Without the pictures, reproduce the records that follow exactly.

## Begin Data provided

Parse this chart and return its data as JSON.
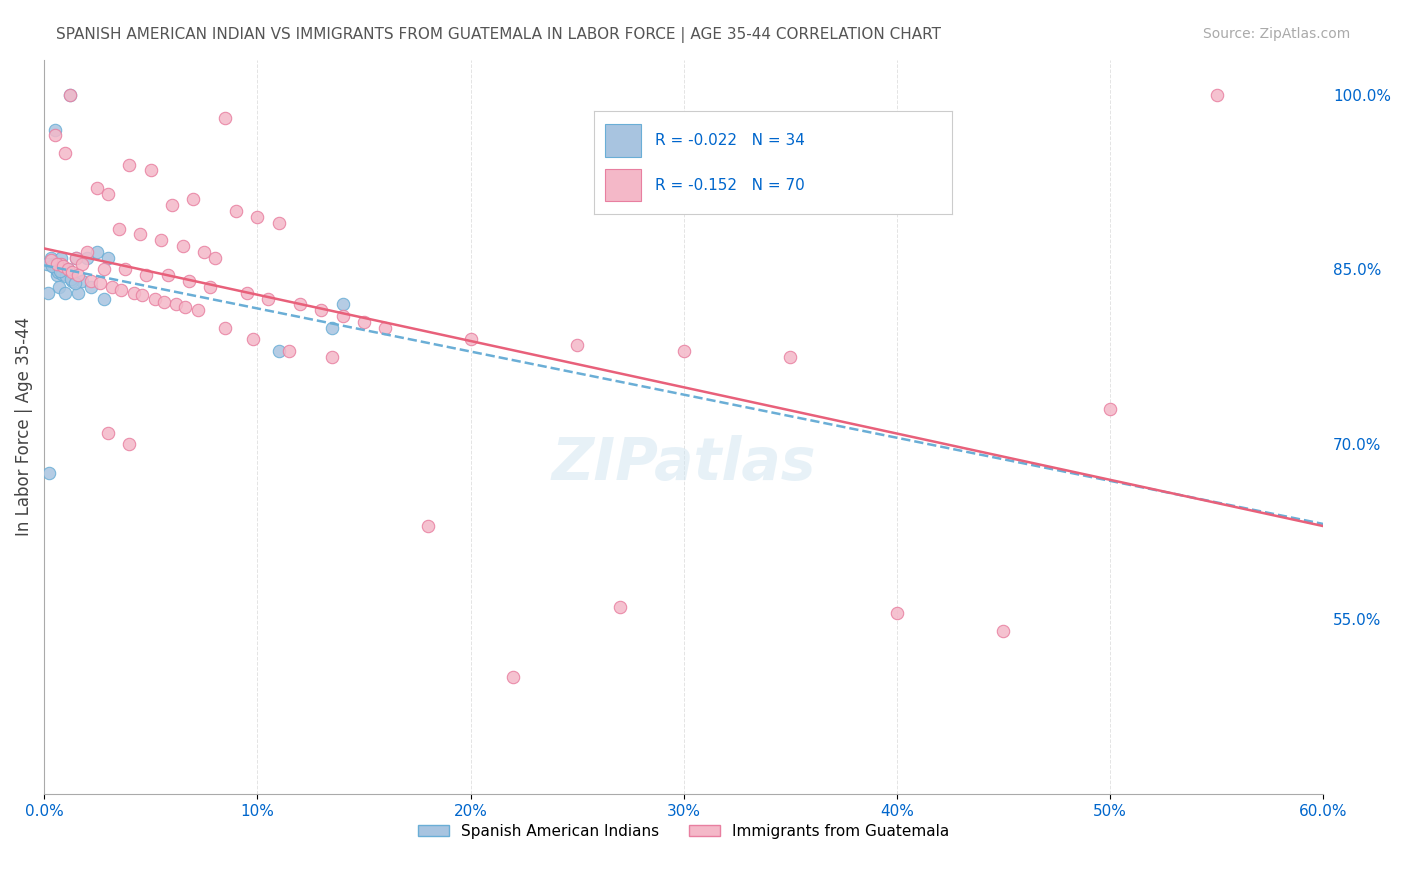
{
  "title": "SPANISH AMERICAN INDIAN VS IMMIGRANTS FROM GUATEMALA IN LABOR FORCE | AGE 35-44 CORRELATION CHART",
  "source": "Source: ZipAtlas.com",
  "ylabel": "In Labor Force | Age 35-44",
  "right_yticks": [
    100.0,
    85.0,
    70.0,
    55.0
  ],
  "legend_blue_R": "R = -0.022",
  "legend_blue_N": "N = 34",
  "legend_pink_R": "R = -0.152",
  "legend_pink_N": "N = 70",
  "legend_label_blue": "Spanish American Indians",
  "legend_label_pink": "Immigrants from Guatemala",
  "xlim": [
    0.0,
    60.0
  ],
  "ylim": [
    40.0,
    103.0
  ],
  "blue_color": "#a8c4e0",
  "blue_edge_color": "#6aaed6",
  "pink_color": "#f4b8c8",
  "pink_edge_color": "#e87fa0",
  "trend_blue_color": "#6aaed6",
  "trend_pink_color": "#e8607a",
  "background_color": "#ffffff",
  "grid_color": "#dddddd",
  "title_color": "#555555",
  "axis_label_color": "#0066cc",
  "blue_x": [
    0.5,
    1.2,
    0.3,
    0.8,
    1.5,
    2.0,
    2.5,
    3.0,
    0.4,
    0.9,
    1.1,
    0.6,
    1.8,
    1.3,
    2.2,
    0.7,
    1.6,
    0.2,
    1.0,
    2.8,
    0.15,
    0.45,
    0.55,
    0.65,
    0.85,
    1.05,
    1.25,
    1.45,
    0.35,
    0.75,
    14.0,
    13.5,
    11.0,
    0.25
  ],
  "blue_y": [
    97.0,
    100.0,
    86.0,
    86.0,
    86.0,
    86.0,
    86.5,
    86.0,
    85.5,
    85.0,
    85.0,
    84.5,
    84.0,
    84.0,
    83.5,
    83.5,
    83.0,
    83.0,
    83.0,
    82.5,
    85.5,
    85.2,
    85.0,
    84.8,
    84.6,
    84.4,
    84.2,
    83.8,
    85.3,
    84.9,
    82.0,
    80.0,
    78.0,
    67.5
  ],
  "pink_x": [
    1.2,
    8.5,
    0.5,
    1.0,
    4.0,
    5.0,
    2.5,
    3.0,
    7.0,
    6.0,
    9.0,
    10.0,
    11.0,
    3.5,
    4.5,
    5.5,
    6.5,
    7.5,
    8.0,
    2.0,
    1.5,
    0.8,
    1.8,
    2.8,
    3.8,
    4.8,
    5.8,
    6.8,
    7.8,
    9.5,
    10.5,
    12.0,
    13.0,
    14.0,
    15.0,
    16.0,
    20.0,
    25.0,
    30.0,
    35.0,
    55.0,
    0.3,
    0.6,
    0.9,
    1.1,
    1.3,
    1.6,
    2.2,
    2.6,
    3.2,
    3.6,
    4.2,
    4.6,
    5.2,
    5.6,
    6.2,
    6.6,
    7.2,
    8.5,
    9.8,
    11.5,
    13.5,
    27.0,
    40.0,
    45.0,
    50.0,
    3.0,
    4.0,
    18.0,
    22.0
  ],
  "pink_y": [
    100.0,
    98.0,
    96.5,
    95.0,
    94.0,
    93.5,
    92.0,
    91.5,
    91.0,
    90.5,
    90.0,
    89.5,
    89.0,
    88.5,
    88.0,
    87.5,
    87.0,
    86.5,
    86.0,
    86.5,
    86.0,
    85.5,
    85.5,
    85.0,
    85.0,
    84.5,
    84.5,
    84.0,
    83.5,
    83.0,
    82.5,
    82.0,
    81.5,
    81.0,
    80.5,
    80.0,
    79.0,
    78.5,
    78.0,
    77.5,
    100.0,
    85.8,
    85.5,
    85.3,
    85.0,
    84.8,
    84.5,
    84.0,
    83.8,
    83.5,
    83.2,
    83.0,
    82.8,
    82.5,
    82.2,
    82.0,
    81.8,
    81.5,
    80.0,
    79.0,
    78.0,
    77.5,
    56.0,
    55.5,
    54.0,
    73.0,
    71.0,
    70.0,
    63.0,
    50.0
  ]
}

## End Data provided

## Answer to the task
Parse this chart and return its data as JSON.
{
  "title": "SPANISH AMERICAN INDIAN VS IMMIGRANTS FROM GUATEMALA IN LABOR FORCE | AGE 35-44 CORRELATION CHART",
  "source": "Source: ZipAtlas.com",
  "ylabel": "In Labor Force | Age 35-44",
  "right_yticks": [
    100.0,
    85.0,
    70.0,
    55.0
  ],
  "legend_blue_R": "R = -0.022",
  "legend_blue_N": "N = 34",
  "legend_pink_R": "R = -0.152",
  "legend_pink_N": "N = 70",
  "legend_label_blue": "Spanish American Indians",
  "legend_label_pink": "Immigrants from Guatemala",
  "xlim": [
    0.0,
    60.0
  ],
  "ylim": [
    40.0,
    103.0
  ],
  "blue_color": "#a8c4e0",
  "blue_edge_color": "#6aaed6",
  "pink_color": "#f4b8c8",
  "pink_edge_color": "#e87fa0",
  "trend_blue_color": "#6aaed6",
  "trend_pink_color": "#e8607a",
  "background_color": "#ffffff",
  "grid_color": "#dddddd",
  "title_color": "#555555",
  "axis_label_color": "#0066cc",
  "blue_x": [
    0.5,
    1.2,
    0.3,
    0.8,
    1.5,
    2.0,
    2.5,
    3.0,
    0.4,
    0.9,
    1.1,
    0.6,
    1.8,
    1.3,
    2.2,
    0.7,
    1.6,
    0.2,
    1.0,
    2.8,
    0.15,
    0.45,
    0.55,
    0.65,
    0.85,
    1.05,
    1.25,
    1.45,
    0.35,
    0.75,
    14.0,
    13.5,
    11.0,
    0.25
  ],
  "blue_y": [
    97.0,
    100.0,
    86.0,
    86.0,
    86.0,
    86.0,
    86.5,
    86.0,
    85.5,
    85.0,
    85.0,
    84.5,
    84.0,
    84.0,
    83.5,
    83.5,
    83.0,
    83.0,
    83.0,
    82.5,
    85.5,
    85.2,
    85.0,
    84.8,
    84.6,
    84.4,
    84.2,
    83.8,
    85.3,
    84.9,
    82.0,
    80.0,
    78.0,
    67.5
  ],
  "pink_x": [
    1.2,
    8.5,
    0.5,
    1.0,
    4.0,
    5.0,
    2.5,
    3.0,
    7.0,
    6.0,
    9.0,
    10.0,
    11.0,
    3.5,
    4.5,
    5.5,
    6.5,
    7.5,
    8.0,
    2.0,
    1.5,
    0.8,
    1.8,
    2.8,
    3.8,
    4.8,
    5.8,
    6.8,
    7.8,
    9.5,
    10.5,
    12.0,
    13.0,
    14.0,
    15.0,
    16.0,
    20.0,
    25.0,
    30.0,
    35.0,
    55.0,
    0.3,
    0.6,
    0.9,
    1.1,
    1.3,
    1.6,
    2.2,
    2.6,
    3.2,
    3.6,
    4.2,
    4.6,
    5.2,
    5.6,
    6.2,
    6.6,
    7.2,
    8.5,
    9.8,
    11.5,
    13.5,
    27.0,
    40.0,
    45.0,
    50.0,
    3.0,
    4.0,
    18.0,
    22.0
  ],
  "pink_y": [
    100.0,
    98.0,
    96.5,
    95.0,
    94.0,
    93.5,
    92.0,
    91.5,
    91.0,
    90.5,
    90.0,
    89.5,
    89.0,
    88.5,
    88.0,
    87.5,
    87.0,
    86.5,
    86.0,
    86.5,
    86.0,
    85.5,
    85.5,
    85.0,
    85.0,
    84.5,
    84.5,
    84.0,
    83.5,
    83.0,
    82.5,
    82.0,
    81.5,
    81.0,
    80.5,
    80.0,
    79.0,
    78.5,
    78.0,
    77.5,
    100.0,
    85.8,
    85.5,
    85.3,
    85.0,
    84.8,
    84.5,
    84.0,
    83.8,
    83.5,
    83.2,
    83.0,
    82.8,
    82.5,
    82.2,
    82.0,
    81.8,
    81.5,
    80.0,
    79.0,
    78.0,
    77.5,
    56.0,
    55.5,
    54.0,
    73.0,
    71.0,
    70.0,
    63.0,
    50.0
  ]
}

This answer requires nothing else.